-- Texte présenté --
Editeur responsable du journal des vedettes « Ye »
En 1977, LuamboMakiadi se lance dans le monde des médias, encouragé en cela par son ami et grand journaliste Guy Weber Mayo. A l’époque, l’univers médiatique congolais est dominé par deux grands journaux, le quotidien du matin « Salongo » et celui du soir « Elima ». L’hebdomadaire Zaïre garde le haut du pavé pendant que « Masano » se signale dans le domaine sportif.
Suivant les directives du ministre Dominique SakombiInongo, tous les organes de presse paraissant en RDC sont tenus de se conformer à la discipline du parti, le Mouvement populaire de la révolution. Ceci implique que dans toutes les publications, la photo du président-fondateur Mobutu Sese Seko figure obligatoirement en première page avec des mentions glorieuses.

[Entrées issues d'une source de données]
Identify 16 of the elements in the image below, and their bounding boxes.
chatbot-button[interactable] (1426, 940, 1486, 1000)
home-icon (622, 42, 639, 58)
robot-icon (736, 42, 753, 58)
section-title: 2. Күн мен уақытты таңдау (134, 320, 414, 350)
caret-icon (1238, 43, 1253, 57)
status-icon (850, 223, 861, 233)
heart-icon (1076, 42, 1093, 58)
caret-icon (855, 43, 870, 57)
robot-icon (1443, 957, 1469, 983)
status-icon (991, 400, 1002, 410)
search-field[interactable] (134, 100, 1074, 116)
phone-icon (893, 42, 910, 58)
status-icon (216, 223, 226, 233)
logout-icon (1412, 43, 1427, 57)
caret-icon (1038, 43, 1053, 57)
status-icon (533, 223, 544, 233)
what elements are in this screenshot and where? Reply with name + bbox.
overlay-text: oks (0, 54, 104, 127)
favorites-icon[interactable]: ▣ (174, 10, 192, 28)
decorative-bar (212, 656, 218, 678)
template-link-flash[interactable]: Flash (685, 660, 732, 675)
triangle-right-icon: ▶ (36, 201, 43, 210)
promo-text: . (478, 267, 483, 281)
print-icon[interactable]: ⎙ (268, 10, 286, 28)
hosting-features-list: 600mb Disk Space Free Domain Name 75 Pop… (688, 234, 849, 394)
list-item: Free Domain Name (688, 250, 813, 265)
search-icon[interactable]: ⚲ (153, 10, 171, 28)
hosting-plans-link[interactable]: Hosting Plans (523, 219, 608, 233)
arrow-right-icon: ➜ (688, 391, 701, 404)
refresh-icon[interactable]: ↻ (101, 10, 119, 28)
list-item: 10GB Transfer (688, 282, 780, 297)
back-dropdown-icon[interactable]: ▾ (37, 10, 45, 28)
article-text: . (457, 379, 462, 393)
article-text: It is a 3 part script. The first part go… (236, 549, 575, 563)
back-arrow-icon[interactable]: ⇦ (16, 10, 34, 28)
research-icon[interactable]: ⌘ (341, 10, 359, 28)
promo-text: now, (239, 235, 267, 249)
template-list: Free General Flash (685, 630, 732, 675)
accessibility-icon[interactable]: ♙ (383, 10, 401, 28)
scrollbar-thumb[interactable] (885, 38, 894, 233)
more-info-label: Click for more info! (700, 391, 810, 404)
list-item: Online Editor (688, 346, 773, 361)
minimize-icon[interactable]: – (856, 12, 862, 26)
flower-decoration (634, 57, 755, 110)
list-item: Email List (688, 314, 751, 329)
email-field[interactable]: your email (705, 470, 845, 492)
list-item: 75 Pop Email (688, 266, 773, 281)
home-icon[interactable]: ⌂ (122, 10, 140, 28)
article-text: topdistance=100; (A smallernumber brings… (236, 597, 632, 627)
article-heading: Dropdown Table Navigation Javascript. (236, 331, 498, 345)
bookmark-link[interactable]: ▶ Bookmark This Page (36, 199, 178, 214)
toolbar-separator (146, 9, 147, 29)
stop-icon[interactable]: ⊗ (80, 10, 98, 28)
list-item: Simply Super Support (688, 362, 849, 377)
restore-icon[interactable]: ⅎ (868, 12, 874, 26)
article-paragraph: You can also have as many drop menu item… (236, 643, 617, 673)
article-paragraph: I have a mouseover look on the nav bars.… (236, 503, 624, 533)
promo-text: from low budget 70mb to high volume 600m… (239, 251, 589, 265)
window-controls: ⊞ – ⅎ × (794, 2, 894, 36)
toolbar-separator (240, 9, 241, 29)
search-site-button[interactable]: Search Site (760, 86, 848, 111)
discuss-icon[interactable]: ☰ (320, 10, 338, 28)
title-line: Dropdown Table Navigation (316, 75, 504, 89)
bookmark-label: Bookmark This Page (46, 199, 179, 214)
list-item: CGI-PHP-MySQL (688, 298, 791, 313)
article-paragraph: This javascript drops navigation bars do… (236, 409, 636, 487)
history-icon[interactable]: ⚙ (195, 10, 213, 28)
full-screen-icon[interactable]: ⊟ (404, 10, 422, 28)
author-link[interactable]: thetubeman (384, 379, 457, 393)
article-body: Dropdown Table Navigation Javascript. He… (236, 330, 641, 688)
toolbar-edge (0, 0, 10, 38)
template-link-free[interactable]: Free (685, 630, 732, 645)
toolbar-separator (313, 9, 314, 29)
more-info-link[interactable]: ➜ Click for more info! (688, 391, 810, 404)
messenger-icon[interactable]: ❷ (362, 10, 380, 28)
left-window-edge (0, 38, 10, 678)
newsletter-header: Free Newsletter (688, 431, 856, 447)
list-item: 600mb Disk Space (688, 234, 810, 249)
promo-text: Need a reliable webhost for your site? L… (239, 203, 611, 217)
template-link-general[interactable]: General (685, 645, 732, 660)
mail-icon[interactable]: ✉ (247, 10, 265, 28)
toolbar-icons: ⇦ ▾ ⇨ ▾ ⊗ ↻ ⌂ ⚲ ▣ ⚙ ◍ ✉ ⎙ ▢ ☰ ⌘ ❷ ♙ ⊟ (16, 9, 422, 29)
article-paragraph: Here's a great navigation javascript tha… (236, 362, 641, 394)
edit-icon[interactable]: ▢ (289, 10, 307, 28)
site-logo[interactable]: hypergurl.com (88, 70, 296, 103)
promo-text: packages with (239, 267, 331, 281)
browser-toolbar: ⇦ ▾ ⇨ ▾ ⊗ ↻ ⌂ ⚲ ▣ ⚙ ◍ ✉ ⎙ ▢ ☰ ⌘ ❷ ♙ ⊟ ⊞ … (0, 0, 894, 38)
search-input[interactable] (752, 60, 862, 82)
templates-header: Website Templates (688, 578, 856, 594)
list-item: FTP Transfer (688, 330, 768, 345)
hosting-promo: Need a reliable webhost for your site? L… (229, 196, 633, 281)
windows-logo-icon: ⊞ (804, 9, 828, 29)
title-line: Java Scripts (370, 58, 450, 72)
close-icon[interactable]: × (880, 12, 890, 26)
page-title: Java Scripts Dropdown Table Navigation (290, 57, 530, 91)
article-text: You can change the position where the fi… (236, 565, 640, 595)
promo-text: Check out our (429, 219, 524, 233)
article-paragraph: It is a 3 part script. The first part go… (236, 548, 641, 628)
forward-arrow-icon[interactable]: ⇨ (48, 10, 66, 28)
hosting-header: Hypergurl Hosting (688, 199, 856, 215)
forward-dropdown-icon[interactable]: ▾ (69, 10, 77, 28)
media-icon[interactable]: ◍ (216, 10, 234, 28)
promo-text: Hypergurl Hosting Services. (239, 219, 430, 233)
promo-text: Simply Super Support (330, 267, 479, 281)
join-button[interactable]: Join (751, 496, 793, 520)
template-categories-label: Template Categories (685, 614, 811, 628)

-- Consignes à suivre --
**A.** Selon le texte présenté, quels sont les deux grands journaux qui dominent alors l'univers médiatique congolais ?
**B.** Poursuivez le texte présenté sur la presse congolaise à partir de sa dernière phrase.

-- Réponses proposées --
**A.** Le quotidien du matin « Salongo » et celui du soir « Elima ».

**B.**
Franco dont on connait pourtant les liens étroits avec le président Mobutu, va déroger à cette ligne de conduite. Pour des raisons évidentes, lui seul peut se le permettre à cette époque. Le journal des vedettes « Ye » dont il est propriétaire, ramasse à la pelle des plumes alertes ayant quitté les journaux officiels à la suite des problèmes liés beaucoup plus à la gestion des tempéraments.
Une équipe rédactionnelle de rêve
En peu de temps, la rédaction du journal « Ye » est étoffée par Malambu ma Kizola, SikiNtetaniMbemba, NtelaNkanga, DjamaOkito, OïssaFumu’UkaniIyolela, MayambaMasika, Mangasa Malo, BitiniMundaySakor, NtumbaMatulu, FwassaTombisa, le caricaturiste Boyau Loyongo, etc.
Les bureaux du journal « Ye » sont situés au deuxième niveau de l’immeuble « Un-Deux-Trois » dans la commune de Kasa-Vubu. Les musiciens travaillent au rez-de-chaussée. Une bonne ambiance règne entre les chevaliers de la plume et les sociétaires du TP OK. Jazz. Le plus souvent, ils se retrouvent ensemble aux heures de midi au restaurant tenu par Papa Mabika au troisième niveau.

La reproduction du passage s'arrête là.